Written instruction – The data must be returned in full and exactly as given.

Supplied data –

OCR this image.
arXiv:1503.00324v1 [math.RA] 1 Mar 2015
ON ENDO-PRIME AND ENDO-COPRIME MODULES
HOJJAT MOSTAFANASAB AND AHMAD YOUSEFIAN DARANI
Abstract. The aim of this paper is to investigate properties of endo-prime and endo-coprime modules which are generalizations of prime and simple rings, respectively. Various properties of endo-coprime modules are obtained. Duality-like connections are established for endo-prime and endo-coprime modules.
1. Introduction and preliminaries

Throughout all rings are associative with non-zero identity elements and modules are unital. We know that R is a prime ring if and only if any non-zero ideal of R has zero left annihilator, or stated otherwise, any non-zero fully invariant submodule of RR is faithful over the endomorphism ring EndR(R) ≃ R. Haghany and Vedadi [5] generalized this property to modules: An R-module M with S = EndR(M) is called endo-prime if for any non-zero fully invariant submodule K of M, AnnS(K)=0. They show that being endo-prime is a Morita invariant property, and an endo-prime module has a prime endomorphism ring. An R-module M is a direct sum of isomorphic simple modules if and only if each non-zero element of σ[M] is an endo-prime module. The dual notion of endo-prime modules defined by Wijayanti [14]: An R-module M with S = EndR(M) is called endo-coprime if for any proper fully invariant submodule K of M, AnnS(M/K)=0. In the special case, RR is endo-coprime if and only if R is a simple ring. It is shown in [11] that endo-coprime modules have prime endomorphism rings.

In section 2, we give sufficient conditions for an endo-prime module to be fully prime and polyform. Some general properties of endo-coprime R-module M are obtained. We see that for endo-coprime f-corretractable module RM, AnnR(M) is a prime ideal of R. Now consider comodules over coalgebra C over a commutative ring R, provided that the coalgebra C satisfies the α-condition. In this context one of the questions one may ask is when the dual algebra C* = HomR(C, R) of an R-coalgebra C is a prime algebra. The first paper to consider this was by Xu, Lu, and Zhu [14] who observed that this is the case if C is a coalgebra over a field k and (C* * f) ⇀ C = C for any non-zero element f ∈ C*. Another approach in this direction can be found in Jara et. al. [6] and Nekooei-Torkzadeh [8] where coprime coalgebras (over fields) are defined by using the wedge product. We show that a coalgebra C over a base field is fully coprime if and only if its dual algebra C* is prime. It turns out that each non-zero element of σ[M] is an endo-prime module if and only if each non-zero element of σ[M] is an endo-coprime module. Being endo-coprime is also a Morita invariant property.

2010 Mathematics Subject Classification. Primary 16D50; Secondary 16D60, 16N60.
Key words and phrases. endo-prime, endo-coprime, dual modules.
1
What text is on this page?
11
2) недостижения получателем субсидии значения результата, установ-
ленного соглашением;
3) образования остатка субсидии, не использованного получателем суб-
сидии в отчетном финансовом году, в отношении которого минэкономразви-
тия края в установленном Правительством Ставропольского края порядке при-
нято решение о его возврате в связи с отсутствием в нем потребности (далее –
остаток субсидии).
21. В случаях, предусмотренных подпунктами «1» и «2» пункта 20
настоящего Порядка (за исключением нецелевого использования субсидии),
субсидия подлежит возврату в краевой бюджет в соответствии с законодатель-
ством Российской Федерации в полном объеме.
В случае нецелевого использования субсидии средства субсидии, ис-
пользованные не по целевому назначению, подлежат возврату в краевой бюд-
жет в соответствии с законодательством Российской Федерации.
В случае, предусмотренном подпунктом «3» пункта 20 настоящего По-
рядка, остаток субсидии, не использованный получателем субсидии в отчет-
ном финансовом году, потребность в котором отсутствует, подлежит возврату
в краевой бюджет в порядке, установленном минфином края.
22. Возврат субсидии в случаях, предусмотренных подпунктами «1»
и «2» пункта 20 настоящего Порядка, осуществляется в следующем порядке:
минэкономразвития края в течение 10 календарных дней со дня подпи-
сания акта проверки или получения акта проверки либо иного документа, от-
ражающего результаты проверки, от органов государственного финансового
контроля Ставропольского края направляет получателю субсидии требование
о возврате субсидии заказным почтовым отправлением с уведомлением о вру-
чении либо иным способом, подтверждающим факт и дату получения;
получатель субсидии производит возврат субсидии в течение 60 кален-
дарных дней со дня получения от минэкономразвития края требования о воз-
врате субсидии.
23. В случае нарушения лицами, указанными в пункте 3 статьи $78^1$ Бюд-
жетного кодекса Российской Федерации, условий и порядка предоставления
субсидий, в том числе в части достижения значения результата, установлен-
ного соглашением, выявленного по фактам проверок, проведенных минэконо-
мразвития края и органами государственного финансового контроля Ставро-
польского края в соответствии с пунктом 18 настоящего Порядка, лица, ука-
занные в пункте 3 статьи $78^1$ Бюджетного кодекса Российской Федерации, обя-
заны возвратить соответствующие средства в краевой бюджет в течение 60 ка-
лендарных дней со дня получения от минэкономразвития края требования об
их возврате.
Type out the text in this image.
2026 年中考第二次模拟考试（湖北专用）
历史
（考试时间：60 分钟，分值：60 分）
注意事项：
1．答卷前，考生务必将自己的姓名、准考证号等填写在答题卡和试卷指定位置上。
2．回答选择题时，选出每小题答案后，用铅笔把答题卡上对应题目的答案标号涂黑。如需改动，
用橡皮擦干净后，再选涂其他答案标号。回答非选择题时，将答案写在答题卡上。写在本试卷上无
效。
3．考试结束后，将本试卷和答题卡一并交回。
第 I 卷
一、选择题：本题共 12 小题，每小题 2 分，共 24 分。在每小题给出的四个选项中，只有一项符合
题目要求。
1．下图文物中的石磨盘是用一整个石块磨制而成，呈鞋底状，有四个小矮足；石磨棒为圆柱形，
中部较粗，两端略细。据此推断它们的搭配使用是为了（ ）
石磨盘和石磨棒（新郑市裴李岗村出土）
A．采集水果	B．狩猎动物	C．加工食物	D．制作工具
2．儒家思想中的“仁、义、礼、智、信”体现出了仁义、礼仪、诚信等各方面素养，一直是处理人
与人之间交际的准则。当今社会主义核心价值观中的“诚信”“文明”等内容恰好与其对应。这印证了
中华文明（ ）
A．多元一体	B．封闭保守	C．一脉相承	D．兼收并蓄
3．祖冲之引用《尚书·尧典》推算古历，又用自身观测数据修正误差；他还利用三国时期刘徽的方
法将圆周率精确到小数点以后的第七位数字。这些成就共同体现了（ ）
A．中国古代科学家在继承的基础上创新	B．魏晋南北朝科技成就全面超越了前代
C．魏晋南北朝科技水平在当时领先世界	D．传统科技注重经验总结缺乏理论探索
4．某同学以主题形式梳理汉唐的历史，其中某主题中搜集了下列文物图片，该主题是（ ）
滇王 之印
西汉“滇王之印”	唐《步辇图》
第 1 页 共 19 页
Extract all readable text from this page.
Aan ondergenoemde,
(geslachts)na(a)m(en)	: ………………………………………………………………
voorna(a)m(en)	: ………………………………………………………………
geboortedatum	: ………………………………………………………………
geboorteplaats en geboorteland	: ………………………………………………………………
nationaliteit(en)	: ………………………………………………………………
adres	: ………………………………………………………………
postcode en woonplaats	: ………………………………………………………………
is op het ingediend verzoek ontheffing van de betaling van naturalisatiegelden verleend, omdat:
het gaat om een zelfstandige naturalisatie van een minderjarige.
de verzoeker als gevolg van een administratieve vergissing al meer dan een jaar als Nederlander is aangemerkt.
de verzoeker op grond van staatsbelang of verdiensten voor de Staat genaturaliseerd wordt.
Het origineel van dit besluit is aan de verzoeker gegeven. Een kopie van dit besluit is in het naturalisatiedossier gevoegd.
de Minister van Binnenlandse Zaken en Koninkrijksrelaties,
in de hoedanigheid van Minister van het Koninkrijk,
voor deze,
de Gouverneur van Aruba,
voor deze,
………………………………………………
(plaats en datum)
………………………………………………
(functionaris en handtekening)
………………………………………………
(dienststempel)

Expected output –
OCR this image.
arXiv:1503.00324v1 [math.RA] 1 Mar 2015
ON ENDO-PRIME AND ENDO-COPRIME MODULES
HOJJAT MOSTAFANASAB AND AHMAD YOUSEFIAN DARANI
Abstract. The aim of this paper is to investigate properties of endo-prime and endo-coprime modules which are generalizations of prime and simple rings, respectively. Various properties of endo-coprime modules are obtained. Duality-like connections are established for endo-prime and endo-coprime modules.
1. Introduction and preliminaries

Throughout all rings are associative with non-zero identity elements and modules are unital. We know that R is a prime ring if and only if any non-zero ideal of R has zero left annihilator, or stated otherwise, any non-zero fully invariant submodule of RR is faithful over the endomorphism ring EndR(R) ≃ R. Haghany and Vedadi [5] generalized this property to modules: An R-module M with S = EndR(M) is called endo-prime if for any non-zero fully invariant submodule K of M, AnnS(K)=0. They show that being endo-prime is a Morita invariant property, and an endo-prime module has a prime endomorphism ring. An R-module M is a direct sum of isomorphic simple modules if and only if each non-zero element of σ[M] is an endo-prime module. The dual notion of endo-prime modules defined by Wijayanti [14]: An R-module M with S = EndR(M) is called endo-coprime if for any proper fully invariant submodule K of M, AnnS(M/K)=0. In the special case, RR is endo-coprime if and only if R is a simple ring. It is shown in [11] that endo-coprime modules have prime endomorphism rings.

In section 2, we give sufficient conditions for an endo-prime module to be fully prime and polyform. Some general properties of endo-coprime R-module M are obtained. We see that for endo-coprime f-corretractable module RM, AnnR(M) is a prime ideal of R. Now consider comodules over coalgebra C over a commutative ring R, provided that the coalgebra C satisfies the α-condition. In this context one of the questions one may ask is when the dual algebra C* = HomR(C, R) of an R-coalgebra C is a prime algebra. The first paper to consider this was by Xu, Lu, and Zhu [14] who observed that this is the case if C is a coalgebra over a field k and (C* * f) ⇀ C = C for any non-zero element f ∈ C*. Another approach in this direction can be found in Jara et. al. [6] and Nekooei-Torkzadeh [8] where coprime coalgebras (over fields) are defined by using the wedge product. We show that a coalgebra C over a base field is fully coprime if and only if its dual algebra C* is prime. It turns out that each non-zero element of σ[M] is an endo-prime module if and only if each non-zero element of σ[M] is an endo-coprime module. Being endo-coprime is also a Morita invariant property.

2010 Mathematics Subject Classification. Primary 16D50; Secondary 16D60, 16N60.
Key words and phrases. endo-prime, endo-coprime, dual modules.
1
What text is on this page?
11
2) недостижения получателем субсидии значения результата, установ-
ленного соглашением;
3) образования остатка субсидии, не использованного получателем суб-
сидии в отчетном финансовом году, в отношении которого минэкономразви-
тия края в установленном Правительством Ставропольского края порядке при-
нято решение о его возврате в связи с отсутствием в нем потребности (далее –
остаток субсидии).
21. В случаях, предусмотренных подпунктами «1» и «2» пункта 20
настоящего Порядка (за исключением нецелевого использования субсидии),
субсидия подлежит возврату в краевой бюджет в соответствии с законодатель-
ством Российской Федерации в полном объеме.
В случае нецелевого использования субсидии средства субсидии, ис-
пользованные не по целевому назначению, подлежат возврату в краевой бюд-
жет в соответствии с законодательством Российской Федерации.
В случае, предусмотренном подпунктом «3» пункта 20 настоящего По-
рядка, остаток субсидии, не использованный получателем субсидии в отчет-
ном финансовом году, потребность в котором отсутствует, подлежит возврату
в краевой бюджет в порядке, установленном минфином края.
22. Возврат субсидии в случаях, предусмотренных подпунктами «1»
и «2» пункта 20 настоящего Порядка, осуществляется в следующем порядке:
минэкономразвития края в течение 10 календарных дней со дня подпи-
сания акта проверки или получения акта проверки либо иного документа, от-
ражающего результаты проверки, от органов государственного финансового
контроля Ставропольского края направляет получателю субсидии требование
о возврате субсидии заказным почтовым отправлением с уведомлением о вру-
чении либо иным способом, подтверждающим факт и дату получения;
получатель субсидии производит возврат субсидии в течение 60 кален-
дарных дней со дня получения от минэкономразвития края требования о воз-
врате субсидии.
23. В случае нарушения лицами, указанными в пункте 3 статьи $78^1$ Бюд-
жетного кодекса Российской Федерации, условий и порядка предоставления
субсидий, в том числе в части достижения значения результата, установлен-
ного соглашением, выявленного по фактам проверок, проведенных минэконо-
мразвития края и органами государственного финансового контроля Ставро-
польского края в соответствии с пунктом 18 настоящего Порядка, лица, ука-
занные в пункте 3 статьи $78^1$ Бюджетного кодекса Российской Федерации, обя-
заны возвратить соответствующие средства в краевой бюджет в течение 60 ка-
лендарных дней со дня получения от минэкономразвития края требования об
их возврате.
Type out the text in this image.
2026 年中考第二次模拟考试（湖北专用）
历史
（考试时间：60 分钟，分值：60 分）
注意事项：
1．答卷前，考生务必将自己的姓名、准考证号等填写在答题卡和试卷指定位置上。
2．回答选择题时，选出每小题答案后，用铅笔把答题卡上对应题目的答案标号涂黑。如需改动，
用橡皮擦干净后，再选涂其他答案标号。回答非选择题时，将答案写在答题卡上。写在本试卷上无
效。
3．考试结束后，将本试卷和答题卡一并交回。
第 I 卷
一、选择题：本题共 12 小题，每小题 2 分，共 24 分。在每小题给出的四个选项中，只有一项符合
题目要求。
1．下图文物中的石磨盘是用一整个石块磨制而成，呈鞋底状，有四个小矮足；石磨棒为圆柱形，
中部较粗，两端略细。据此推断它们的搭配使用是为了（ ）
石磨盘和石磨棒（新郑市裴李岗村出土）
A．采集水果	B．狩猎动物	C．加工食物	D．制作工具
2．儒家思想中的“仁、义、礼、智、信”体现出了仁义、礼仪、诚信等各方面素养，一直是处理人
与人之间交际的准则。当今社会主义核心价值观中的“诚信”“文明”等内容恰好与其对应。这印证了
中华文明（ ）
A．多元一体	B．封闭保守	C．一脉相承	D．兼收并蓄
3．祖冲之引用《尚书·尧典》推算古历，又用自身观测数据修正误差；他还利用三国时期刘徽的方
法将圆周率精确到小数点以后的第七位数字。这些成就共同体现了（ ）
A．中国古代科学家在继承的基础上创新	B．魏晋南北朝科技成就全面超越了前代
C．魏晋南北朝科技水平在当时领先世界	D．传统科技注重经验总结缺乏理论探索
4．某同学以主题形式梳理汉唐的历史，其中某主题中搜集了下列文物图片，该主题是（ ）
滇王 之印
西汉“滇王之印”	唐《步辇图》
第 1 页 共 19 页
Extract all readable text from this page.
Aan ondergenoemde,
(geslachts)na(a)m(en)	: ………………………………………………………………
voorna(a)m(en)	: ………………………………………………………………
geboortedatum	: ………………………………………………………………
geboorteplaats en geboorteland	: ………………………………………………………………
nationaliteit(en)	: ………………………………………………………………
adres	: ………………………………………………………………
postcode en woonplaats	: ………………………………………………………………
is op het ingediend verzoek ontheffing van de betaling van naturalisatiegelden verleend, omdat:
het gaat om een zelfstandige naturalisatie van een minderjarige.
de verzoeker als gevolg van een administratieve vergissing al meer dan een jaar als Nederlander is aangemerkt.
de verzoeker op grond van staatsbelang of verdiensten voor de Staat genaturaliseerd wordt.
Het origineel van dit besluit is aan de verzoeker gegeven. Een kopie van dit besluit is in het naturalisatiedossier gevoegd.
de Minister van Binnenlandse Zaken en Koninkrijksrelaties,
in de hoedanigheid van Minister van het Koninkrijk,
voor deze,
de Gouverneur van Aruba,
voor deze,
………………………………………………
(plaats en datum)
………………………………………………
(functionaris en handtekening)
………………………………………………
(dienststempel)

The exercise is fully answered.